## START Extracted material

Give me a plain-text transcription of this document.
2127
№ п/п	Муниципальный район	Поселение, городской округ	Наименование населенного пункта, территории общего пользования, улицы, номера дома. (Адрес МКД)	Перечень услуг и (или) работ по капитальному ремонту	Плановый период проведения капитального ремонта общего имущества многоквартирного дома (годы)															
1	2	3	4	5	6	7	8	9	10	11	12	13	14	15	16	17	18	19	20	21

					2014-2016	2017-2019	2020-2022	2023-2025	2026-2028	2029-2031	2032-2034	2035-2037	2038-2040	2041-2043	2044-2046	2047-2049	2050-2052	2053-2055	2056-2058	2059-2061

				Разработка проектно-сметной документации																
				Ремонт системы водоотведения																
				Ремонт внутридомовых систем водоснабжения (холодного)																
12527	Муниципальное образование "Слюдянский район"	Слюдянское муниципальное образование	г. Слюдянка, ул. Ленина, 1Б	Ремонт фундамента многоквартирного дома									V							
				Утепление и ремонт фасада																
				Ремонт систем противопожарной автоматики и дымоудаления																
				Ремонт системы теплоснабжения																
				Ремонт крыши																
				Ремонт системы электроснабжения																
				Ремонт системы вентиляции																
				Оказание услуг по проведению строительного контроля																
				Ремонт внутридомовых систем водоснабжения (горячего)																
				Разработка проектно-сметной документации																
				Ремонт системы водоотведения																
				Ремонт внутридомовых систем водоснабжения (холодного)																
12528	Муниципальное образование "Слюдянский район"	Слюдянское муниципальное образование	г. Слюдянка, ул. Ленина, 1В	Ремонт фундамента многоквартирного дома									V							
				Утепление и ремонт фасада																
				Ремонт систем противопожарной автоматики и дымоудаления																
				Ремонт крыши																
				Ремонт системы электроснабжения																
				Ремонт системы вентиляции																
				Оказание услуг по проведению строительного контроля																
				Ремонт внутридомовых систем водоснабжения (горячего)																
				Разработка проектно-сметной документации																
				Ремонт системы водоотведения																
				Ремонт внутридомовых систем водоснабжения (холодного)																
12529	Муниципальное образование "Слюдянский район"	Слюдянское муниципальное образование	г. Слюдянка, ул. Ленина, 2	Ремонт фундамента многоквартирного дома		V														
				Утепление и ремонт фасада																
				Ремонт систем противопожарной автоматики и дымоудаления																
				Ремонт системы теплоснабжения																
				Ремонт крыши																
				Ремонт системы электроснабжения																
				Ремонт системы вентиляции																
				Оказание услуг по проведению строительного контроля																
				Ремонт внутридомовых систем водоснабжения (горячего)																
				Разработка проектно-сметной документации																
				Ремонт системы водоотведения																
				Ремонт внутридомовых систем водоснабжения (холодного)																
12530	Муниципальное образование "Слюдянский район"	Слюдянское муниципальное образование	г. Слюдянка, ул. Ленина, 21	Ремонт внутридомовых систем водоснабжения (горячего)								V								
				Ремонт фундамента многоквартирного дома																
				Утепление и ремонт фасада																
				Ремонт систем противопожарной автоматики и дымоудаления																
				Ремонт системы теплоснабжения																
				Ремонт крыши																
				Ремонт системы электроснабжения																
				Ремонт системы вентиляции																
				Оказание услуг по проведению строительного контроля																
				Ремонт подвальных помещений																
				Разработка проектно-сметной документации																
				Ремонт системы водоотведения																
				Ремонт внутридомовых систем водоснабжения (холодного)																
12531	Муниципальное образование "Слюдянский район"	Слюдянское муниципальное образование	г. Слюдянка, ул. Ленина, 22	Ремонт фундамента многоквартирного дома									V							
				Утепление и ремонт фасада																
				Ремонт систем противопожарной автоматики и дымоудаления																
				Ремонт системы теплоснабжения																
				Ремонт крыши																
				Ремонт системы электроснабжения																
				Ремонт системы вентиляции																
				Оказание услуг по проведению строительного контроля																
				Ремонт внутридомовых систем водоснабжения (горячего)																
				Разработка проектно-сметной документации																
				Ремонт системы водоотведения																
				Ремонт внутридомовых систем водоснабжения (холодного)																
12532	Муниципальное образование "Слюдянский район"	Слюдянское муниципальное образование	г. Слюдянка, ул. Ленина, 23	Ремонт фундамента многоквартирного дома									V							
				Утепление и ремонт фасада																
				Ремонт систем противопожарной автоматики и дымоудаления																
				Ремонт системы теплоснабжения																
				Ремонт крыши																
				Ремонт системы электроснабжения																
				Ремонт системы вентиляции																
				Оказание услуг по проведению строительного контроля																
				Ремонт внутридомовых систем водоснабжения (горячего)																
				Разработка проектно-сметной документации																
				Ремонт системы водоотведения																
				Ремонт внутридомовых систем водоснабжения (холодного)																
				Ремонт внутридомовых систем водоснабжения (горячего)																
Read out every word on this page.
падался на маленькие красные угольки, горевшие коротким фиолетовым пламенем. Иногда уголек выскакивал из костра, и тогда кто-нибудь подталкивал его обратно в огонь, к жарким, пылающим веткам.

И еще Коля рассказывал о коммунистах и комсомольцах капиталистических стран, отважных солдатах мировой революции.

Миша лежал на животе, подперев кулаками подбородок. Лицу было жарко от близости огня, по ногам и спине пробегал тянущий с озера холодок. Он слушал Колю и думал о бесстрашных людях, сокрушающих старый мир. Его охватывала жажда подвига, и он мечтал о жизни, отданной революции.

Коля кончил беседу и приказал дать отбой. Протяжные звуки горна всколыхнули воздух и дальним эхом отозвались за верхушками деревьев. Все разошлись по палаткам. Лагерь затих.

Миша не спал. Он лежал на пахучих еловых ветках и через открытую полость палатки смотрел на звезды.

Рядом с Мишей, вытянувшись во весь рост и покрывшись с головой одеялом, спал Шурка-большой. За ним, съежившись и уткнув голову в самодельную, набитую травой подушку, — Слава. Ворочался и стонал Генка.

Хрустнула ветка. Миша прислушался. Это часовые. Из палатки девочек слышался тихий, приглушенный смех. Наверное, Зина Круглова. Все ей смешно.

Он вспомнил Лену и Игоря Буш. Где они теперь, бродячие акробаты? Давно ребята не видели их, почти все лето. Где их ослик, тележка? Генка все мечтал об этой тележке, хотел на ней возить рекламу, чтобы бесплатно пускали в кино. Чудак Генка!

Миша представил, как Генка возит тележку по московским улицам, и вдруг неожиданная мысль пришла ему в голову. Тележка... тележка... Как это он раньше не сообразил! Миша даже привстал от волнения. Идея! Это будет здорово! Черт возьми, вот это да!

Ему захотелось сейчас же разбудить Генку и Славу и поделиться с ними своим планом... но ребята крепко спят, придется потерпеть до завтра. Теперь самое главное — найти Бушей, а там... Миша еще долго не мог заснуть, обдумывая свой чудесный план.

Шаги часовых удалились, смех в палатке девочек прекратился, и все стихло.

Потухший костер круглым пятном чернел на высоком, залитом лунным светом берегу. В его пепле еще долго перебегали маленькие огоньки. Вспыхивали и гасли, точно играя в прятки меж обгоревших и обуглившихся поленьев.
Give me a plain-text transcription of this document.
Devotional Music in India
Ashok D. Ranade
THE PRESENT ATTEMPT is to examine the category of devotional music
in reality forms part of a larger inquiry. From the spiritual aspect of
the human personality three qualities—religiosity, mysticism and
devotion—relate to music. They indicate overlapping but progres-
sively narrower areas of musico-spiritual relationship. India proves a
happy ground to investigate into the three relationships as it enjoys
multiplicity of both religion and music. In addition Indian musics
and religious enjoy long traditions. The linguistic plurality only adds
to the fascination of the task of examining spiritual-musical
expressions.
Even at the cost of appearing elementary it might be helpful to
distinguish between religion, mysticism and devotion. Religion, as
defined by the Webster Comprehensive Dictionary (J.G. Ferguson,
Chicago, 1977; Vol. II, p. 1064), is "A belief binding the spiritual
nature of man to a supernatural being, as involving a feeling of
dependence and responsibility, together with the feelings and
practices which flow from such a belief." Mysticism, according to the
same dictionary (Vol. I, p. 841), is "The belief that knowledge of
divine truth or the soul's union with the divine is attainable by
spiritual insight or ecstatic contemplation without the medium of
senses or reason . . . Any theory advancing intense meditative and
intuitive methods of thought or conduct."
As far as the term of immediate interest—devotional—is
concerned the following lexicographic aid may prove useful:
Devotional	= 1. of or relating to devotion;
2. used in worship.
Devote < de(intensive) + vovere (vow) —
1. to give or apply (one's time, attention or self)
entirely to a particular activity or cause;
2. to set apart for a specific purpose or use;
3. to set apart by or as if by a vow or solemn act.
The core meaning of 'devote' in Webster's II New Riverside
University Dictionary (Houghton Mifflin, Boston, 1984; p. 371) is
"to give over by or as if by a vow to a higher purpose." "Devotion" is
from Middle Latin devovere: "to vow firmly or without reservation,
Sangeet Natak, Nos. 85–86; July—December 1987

## END Extracted material

→ **Problem**: Read through the lines above and collect those that contain the string "three".

→ **Expected answer**:
the human personality three qualities—religiosity, mysticism and
happy ground to investigate into the three relationships as it enjoys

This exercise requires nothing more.